-- BEGIN Raw records --

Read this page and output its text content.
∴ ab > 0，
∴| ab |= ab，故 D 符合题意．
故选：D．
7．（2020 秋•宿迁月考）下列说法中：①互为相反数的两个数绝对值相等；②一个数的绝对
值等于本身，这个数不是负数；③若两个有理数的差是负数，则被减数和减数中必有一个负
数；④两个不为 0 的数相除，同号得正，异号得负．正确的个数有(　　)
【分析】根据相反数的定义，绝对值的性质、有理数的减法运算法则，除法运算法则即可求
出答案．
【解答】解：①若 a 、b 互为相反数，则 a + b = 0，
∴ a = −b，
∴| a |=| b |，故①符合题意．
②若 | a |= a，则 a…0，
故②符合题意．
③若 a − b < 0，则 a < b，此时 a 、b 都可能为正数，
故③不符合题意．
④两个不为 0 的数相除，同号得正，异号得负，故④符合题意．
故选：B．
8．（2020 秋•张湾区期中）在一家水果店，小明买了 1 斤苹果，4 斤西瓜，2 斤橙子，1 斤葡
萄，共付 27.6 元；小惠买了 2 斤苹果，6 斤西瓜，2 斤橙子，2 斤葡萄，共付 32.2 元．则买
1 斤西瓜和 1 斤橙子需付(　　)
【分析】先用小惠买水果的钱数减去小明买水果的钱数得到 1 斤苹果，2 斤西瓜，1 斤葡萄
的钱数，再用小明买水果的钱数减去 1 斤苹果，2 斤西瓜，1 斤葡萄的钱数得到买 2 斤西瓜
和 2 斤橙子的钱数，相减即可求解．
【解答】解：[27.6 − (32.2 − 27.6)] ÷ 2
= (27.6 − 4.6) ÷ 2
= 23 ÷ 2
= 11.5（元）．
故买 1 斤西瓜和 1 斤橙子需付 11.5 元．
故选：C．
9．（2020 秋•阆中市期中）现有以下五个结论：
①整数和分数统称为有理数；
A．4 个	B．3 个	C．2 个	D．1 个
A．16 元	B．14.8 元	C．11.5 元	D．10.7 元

-- END Raw records --

*What is expected*:
Go through the data and gather every line that holds "同号得正".

*Expected output*:
数；④两个不为 0 的数相除，同号得正，异号得负．正确的个数有(　　)
④两个不为 0 的数相除，同号得正，异号得负，故④符合题意．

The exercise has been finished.